Input records:
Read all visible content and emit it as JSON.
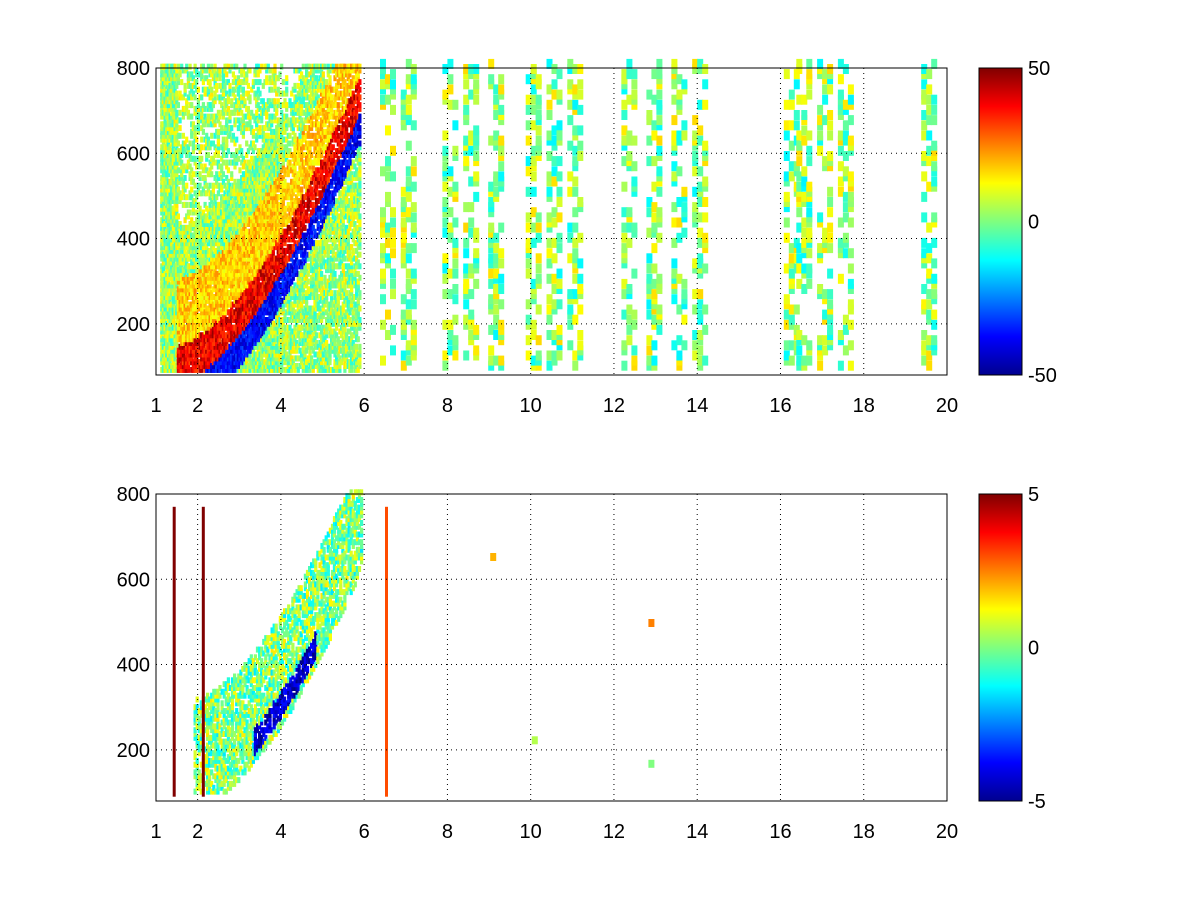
{
  "chart_data": [
    {
      "type": "heatmap",
      "title": "",
      "xlabel": "",
      "ylabel": "",
      "xlim": [
        1,
        20
      ],
      "ylim": [
        80,
        800
      ],
      "x_ticks": [
        "1",
        "2",
        "4",
        "6",
        "8",
        "10",
        "12",
        "14",
        "16",
        "18",
        "20"
      ],
      "y_ticks": [
        "200",
        "400",
        "600",
        "800"
      ],
      "grid": true,
      "colormap": "jet",
      "colorbar": {
        "min": -50,
        "max": 50,
        "ticks": [
          "50",
          "0",
          "-50"
        ]
      },
      "description_values": {
        "ridge_positive": [
          [
            2,
            120,
            35
          ],
          [
            2.5,
            150,
            35
          ],
          [
            3,
            180,
            38
          ],
          [
            3.5,
            230,
            40
          ],
          [
            4,
            280,
            42
          ],
          [
            4.5,
            320,
            38
          ],
          [
            5,
            360,
            35
          ],
          [
            5.5,
            410,
            30
          ]
        ],
        "ridge_negative": [
          [
            3.5,
            190,
            -35
          ],
          [
            4,
            230,
            -40
          ],
          [
            4.5,
            270,
            -42
          ],
          [
            5,
            320,
            -40
          ],
          [
            5.5,
            380,
            -38
          ],
          [
            5.8,
            470,
            -35
          ]
        ],
        "sparse_columns_x": [
          6.5,
          7,
          8,
          8.5,
          9.1,
          10,
          10.5,
          11,
          12.3,
          12.9,
          13.5,
          14,
          16.2,
          16.5,
          17,
          17.5,
          19.5
        ]
      }
    },
    {
      "type": "heatmap",
      "title": "",
      "xlabel": "",
      "ylabel": "",
      "xlim": [
        1,
        20
      ],
      "ylim": [
        80,
        800
      ],
      "x_ticks": [
        "1",
        "2",
        "4",
        "6",
        "8",
        "10",
        "12",
        "14",
        "16",
        "18",
        "20"
      ],
      "y_ticks": [
        "200",
        "400",
        "600",
        "800"
      ],
      "grid": true,
      "colormap": "jet",
      "colorbar": {
        "min": -5,
        "max": 5,
        "ticks": [
          "5",
          "0",
          "-5"
        ]
      },
      "description_values": {
        "blob_negative": [
          [
            3.5,
            200,
            -4
          ],
          [
            4,
            250,
            -4.5
          ],
          [
            4,
            380,
            -5
          ],
          [
            4.5,
            300,
            -3
          ]
        ],
        "isolated_points": [
          [
            9.1,
            650,
            2
          ],
          [
            12.9,
            495,
            2.5
          ],
          [
            12.9,
            165,
            0
          ],
          [
            10.1,
            220,
            0.5
          ]
        ],
        "strong_columns": [
          [
            1.4,
            5
          ],
          [
            2.1,
            5
          ],
          [
            6.5,
            3
          ]
        ]
      }
    }
  ]
}
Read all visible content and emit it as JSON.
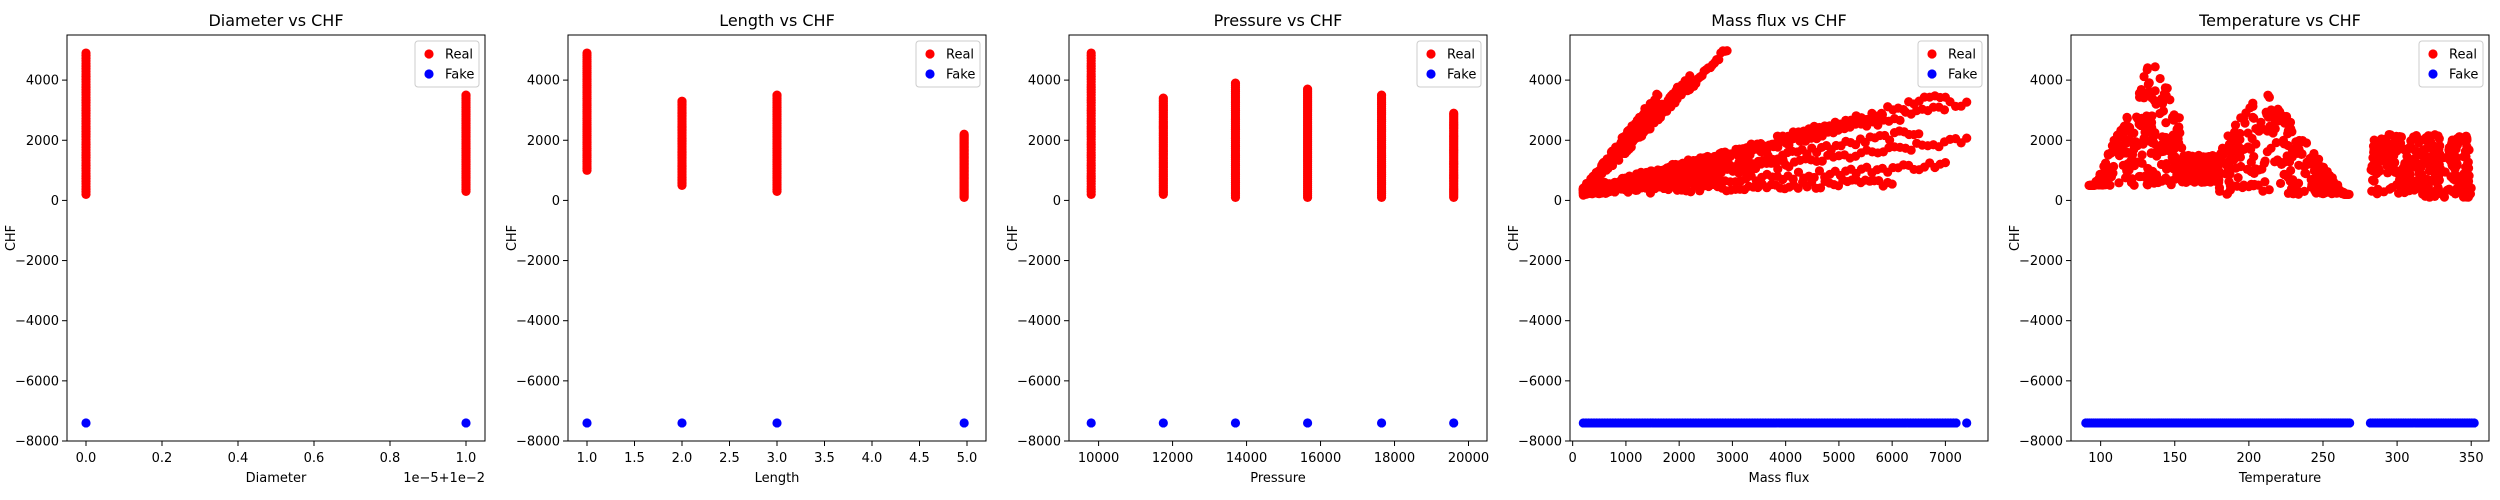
{
  "chart_data": [
    {
      "type": "scatter",
      "title": "Diameter vs CHF",
      "xlabel": "Diameter",
      "ylabel": "CHF",
      "xlim": [
        -0.05,
        1.05
      ],
      "ylim": [
        -8000,
        5500
      ],
      "xticks": [
        0.0,
        0.2,
        0.4,
        0.6,
        0.8,
        1.0
      ],
      "xtick_labels": [
        "0.0",
        "0.2",
        "0.4",
        "0.6",
        "0.8",
        "1.0"
      ],
      "yticks": [
        -8000,
        -6000,
        -4000,
        -2000,
        0,
        2000,
        4000
      ],
      "ytick_labels": [
        "−8000",
        "−6000",
        "−4000",
        "−2000",
        "0",
        "2000",
        "4000"
      ],
      "offset_text": "1e−5+1e−2",
      "legend": "top-right",
      "series": [
        {
          "name": "Real",
          "color": "#ff0000",
          "kind": "bands",
          "bands": [
            {
              "x": 0.0,
              "ymin": 200,
              "ymax": 4900
            },
            {
              "x": 1.0,
              "ymin": 300,
              "ymax": 3500
            }
          ]
        },
        {
          "name": "Fake",
          "color": "#0000ff",
          "kind": "points",
          "points": [
            [
              0.0,
              -7400
            ],
            [
              1.0,
              -7400
            ]
          ]
        }
      ]
    },
    {
      "type": "scatter",
      "title": "Length vs CHF",
      "xlabel": "Length",
      "ylabel": "CHF",
      "xlim": [
        0.8,
        5.2
      ],
      "ylim": [
        -8000,
        5500
      ],
      "xticks": [
        1.0,
        1.5,
        2.0,
        2.5,
        3.0,
        3.5,
        4.0,
        4.5,
        5.0
      ],
      "xtick_labels": [
        "1.0",
        "1.5",
        "2.0",
        "2.5",
        "3.0",
        "3.5",
        "4.0",
        "4.5",
        "5.0"
      ],
      "yticks": [
        -8000,
        -6000,
        -4000,
        -2000,
        0,
        2000,
        4000
      ],
      "ytick_labels": [
        "−8000",
        "−6000",
        "−4000",
        "−2000",
        "0",
        "2000",
        "4000"
      ],
      "legend": "top-right",
      "series": [
        {
          "name": "Real",
          "color": "#ff0000",
          "kind": "bands",
          "bands": [
            {
              "x": 1.0,
              "ymin": 1000,
              "ymax": 4900
            },
            {
              "x": 2.0,
              "ymin": 500,
              "ymax": 3300
            },
            {
              "x": 3.0,
              "ymin": 300,
              "ymax": 3500
            },
            {
              "x": 4.97,
              "ymin": 100,
              "ymax": 2200
            }
          ]
        },
        {
          "name": "Fake",
          "color": "#0000ff",
          "kind": "points",
          "points": [
            [
              1.0,
              -7400
            ],
            [
              2.0,
              -7400
            ],
            [
              3.0,
              -7400
            ],
            [
              4.97,
              -7400
            ]
          ]
        }
      ]
    },
    {
      "type": "scatter",
      "title": "Pressure vs CHF",
      "xlabel": "Pressure",
      "ylabel": "CHF",
      "xlim": [
        9200,
        20500
      ],
      "ylim": [
        -8000,
        5500
      ],
      "xticks": [
        10000,
        12000,
        14000,
        16000,
        18000,
        20000
      ],
      "xtick_labels": [
        "10000",
        "12000",
        "14000",
        "16000",
        "18000",
        "20000"
      ],
      "yticks": [
        -8000,
        -6000,
        -4000,
        -2000,
        0,
        2000,
        4000
      ],
      "ytick_labels": [
        "−8000",
        "−6000",
        "−4000",
        "−2000",
        "0",
        "2000",
        "4000"
      ],
      "legend": "top-right",
      "series": [
        {
          "name": "Real",
          "color": "#ff0000",
          "kind": "bands",
          "bands": [
            {
              "x": 9800,
              "ymin": 200,
              "ymax": 4900
            },
            {
              "x": 11750,
              "ymin": 200,
              "ymax": 3400
            },
            {
              "x": 13700,
              "ymin": 100,
              "ymax": 3900
            },
            {
              "x": 15650,
              "ymin": 100,
              "ymax": 3700
            },
            {
              "x": 17650,
              "ymin": 100,
              "ymax": 3500
            },
            {
              "x": 19600,
              "ymin": 100,
              "ymax": 2900
            }
          ]
        },
        {
          "name": "Fake",
          "color": "#0000ff",
          "kind": "points",
          "points": [
            [
              9800,
              -7400
            ],
            [
              11750,
              -7400
            ],
            [
              13700,
              -7400
            ],
            [
              15650,
              -7400
            ],
            [
              17650,
              -7400
            ],
            [
              19600,
              -7400
            ]
          ]
        }
      ]
    },
    {
      "type": "scatter",
      "title": "Mass flux vs CHF",
      "xlabel": "Mass flux",
      "ylabel": "CHF",
      "xlim": [
        -50,
        7800
      ],
      "ylim": [
        -8000,
        5500
      ],
      "xticks": [
        0,
        1000,
        2000,
        3000,
        4000,
        5000,
        6000,
        7000
      ],
      "xtick_labels": [
        "0",
        "1000",
        "2000",
        "3000",
        "4000",
        "5000",
        "6000",
        "7000"
      ],
      "yticks": [
        -8000,
        -6000,
        -4000,
        -2000,
        0,
        2000,
        4000
      ],
      "ytick_labels": [
        "−8000",
        "−6000",
        "−4000",
        "−2000",
        "0",
        "2000",
        "4000"
      ],
      "legend": "top-right",
      "series": [
        {
          "name": "Real",
          "color": "#ff0000",
          "kind": "fan",
          "x0": 200,
          "x1": 7400,
          "y0": 300,
          "rays": [
            [
              1600,
              3500
            ],
            [
              2200,
              4100
            ],
            [
              2900,
              5000
            ],
            [
              4800,
              2400
            ],
            [
              7000,
              3500
            ],
            [
              5800,
              2800
            ],
            [
              7400,
              3300
            ],
            [
              6500,
              2300
            ],
            [
              7400,
              2000
            ],
            [
              4000,
              1300
            ],
            [
              7000,
              1200
            ],
            [
              2500,
              800
            ],
            [
              6000,
              600
            ]
          ],
          "noise": 250
        },
        {
          "name": "Fake",
          "color": "#0000ff",
          "kind": "hline",
          "xmin": 200,
          "xmax": 7200,
          "y": -7400,
          "extra": [
            [
              7400,
              -7400
            ]
          ]
        }
      ]
    },
    {
      "type": "scatter",
      "title": "Temperature vs CHF",
      "xlabel": "Temperature",
      "ylabel": "CHF",
      "xlim": [
        80,
        362
      ],
      "ylim": [
        -8000,
        5500
      ],
      "xticks": [
        100,
        150,
        200,
        250,
        300,
        350
      ],
      "xtick_labels": [
        "100",
        "150",
        "200",
        "250",
        "300",
        "350"
      ],
      "yticks": [
        -8000,
        -6000,
        -4000,
        -2000,
        0,
        2000,
        4000
      ],
      "ytick_labels": [
        "−8000",
        "−6000",
        "−4000",
        "−2000",
        "0",
        "2000",
        "4000"
      ],
      "legend": "top-right",
      "series": [
        {
          "name": "Real",
          "color": "#ff0000",
          "kind": "clusters",
          "clusters": [
            {
              "xmin": 92,
              "xmax": 155,
              "ymin": 500,
              "ymax": 4900,
              "peak": 135
            },
            {
              "xmin": 155,
              "xmax": 180,
              "ymin": 600,
              "ymax": 1500
            },
            {
              "xmin": 180,
              "xmax": 268,
              "ymin": 200,
              "ymax": 3800,
              "peak": 210
            },
            {
              "xmin": 282,
              "xmax": 350,
              "ymin": 100,
              "ymax": 2200
            }
          ]
        },
        {
          "name": "Fake",
          "color": "#0000ff",
          "kind": "hline",
          "xmin": 90,
          "xmax": 268,
          "y": -7400,
          "extra_range": [
            282,
            352
          ]
        }
      ]
    }
  ]
}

Stated task:
Locate each line with the word "title" and copy it.

Output:
      "title": "",
      "title": "",
      "title": "Diameter vs CHF",
      "title": "Length vs CHF",
      "title": "Pressure vs CHF",
      "title": "Mass flux vs CHF",
      "title": "Temperature vs CHF",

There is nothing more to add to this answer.